◆ **Data**:

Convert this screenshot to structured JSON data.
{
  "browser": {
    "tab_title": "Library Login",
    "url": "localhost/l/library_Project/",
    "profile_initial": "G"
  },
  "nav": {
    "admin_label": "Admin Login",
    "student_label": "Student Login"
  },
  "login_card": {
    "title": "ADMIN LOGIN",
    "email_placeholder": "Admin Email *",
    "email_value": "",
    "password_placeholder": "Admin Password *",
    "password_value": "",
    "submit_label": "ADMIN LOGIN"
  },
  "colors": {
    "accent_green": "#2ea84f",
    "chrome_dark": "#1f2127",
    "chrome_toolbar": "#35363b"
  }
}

◆ **Task to carry out**: Write out the records above again, keeping each one identical to the original.

◆ **Result of this task**:
Convert this screenshot to structured JSON data.
{
  "browser": {
    "tab_title": "Library Login",
    "url": "localhost/l/library_Project/",
    "profile_initial": "G"
  },
  "nav": {
    "admin_label": "Admin Login",
    "student_label": "Student Login"
  },
  "login_card": {
    "title": "ADMIN LOGIN",
    "email_placeholder": "Admin Email *",
    "email_value": "",
    "password_placeholder": "Admin Password *",
    "password_value": "",
    "submit_label": "ADMIN LOGIN"
  },
  "colors": {
    "accent_green": "#2ea84f",
    "chrome_dark": "#1f2127",
    "chrome_toolbar": "#35363b"
  }
}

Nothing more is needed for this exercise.